(Records that describe figures)
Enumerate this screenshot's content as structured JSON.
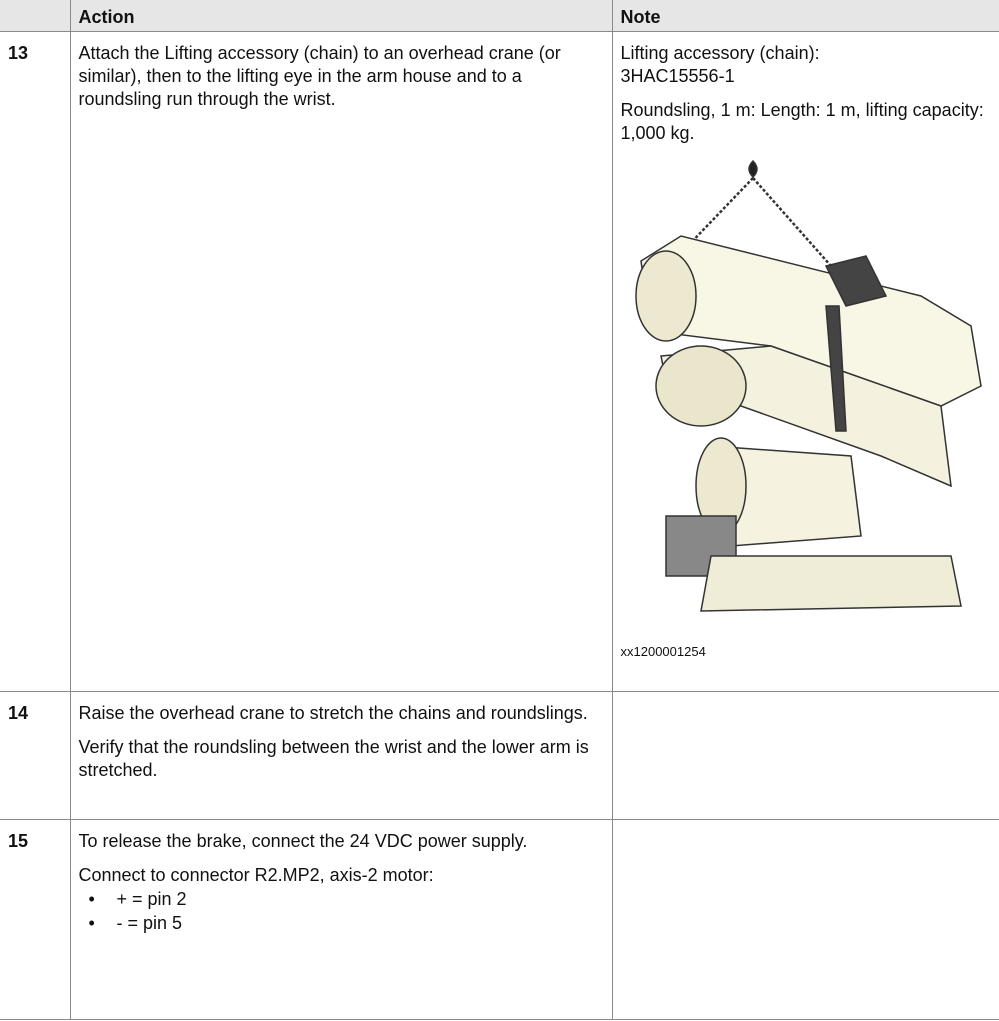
{
  "table": {
    "headers": [
      "Action",
      "Note"
    ],
    "rows": [
      {
        "step": "13",
        "action": [
          "Attach the Lifting accessory (chain) to an overhead crane (or similar), then to the lifting eye in the arm house and to a roundsling run through the wrist."
        ],
        "note": {
          "items": [
            [
              "Lifting accessory (chain):",
              "3HAC15556-1"
            ],
            [
              "Roundsling, 1 m: Length: 1 m, lifting capacity: 1,000 kg."
            ]
          ],
          "figure_caption": "xx1200001254"
        }
      },
      {
        "step": "14",
        "action": [
          "Raise the overhead crane to stretch the chains and roundslings.",
          "Verify that the roundsling between the wrist and the lower arm is stretched."
        ]
      },
      {
        "step": "15",
        "action": [
          "To release the brake, connect the 24 VDC power supply.",
          "Connect to connector R2.MP2, axis-2 motor:"
        ],
        "bullets": [
          "+ = pin 2",
          "- = pin 5"
        ]
      }
    ]
  }
}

- **JOB**
Using the records above, output their complete text exactly, minus any images.

- **ANSWER BELOW**
Enumerate this screenshot's content as structured JSON.
{
  "table": {
    "headers": [
      "Action",
      "Note"
    ],
    "rows": [
      {
        "step": "13",
        "action": [
          "Attach the Lifting accessory (chain) to an overhead crane (or similar), then to the lifting eye in the arm house and to a roundsling run through the wrist."
        ],
        "note": {
          "items": [
            [
              "Lifting accessory (chain):",
              "3HAC15556-1"
            ],
            [
              "Roundsling, 1 m: Length: 1 m, lifting capacity: 1,000 kg."
            ]
          ],
          "figure_caption": "xx1200001254"
        }
      },
      {
        "step": "14",
        "action": [
          "Raise the overhead crane to stretch the chains and roundslings.",
          "Verify that the roundsling between the wrist and the lower arm is stretched."
        ]
      },
      {
        "step": "15",
        "action": [
          "To release the brake, connect the 24 VDC power supply.",
          "Connect to connector R2.MP2, axis-2 motor:"
        ],
        "bullets": [
          "+ = pin 2",
          "- = pin 5"
        ]
      }
    ]
  }
}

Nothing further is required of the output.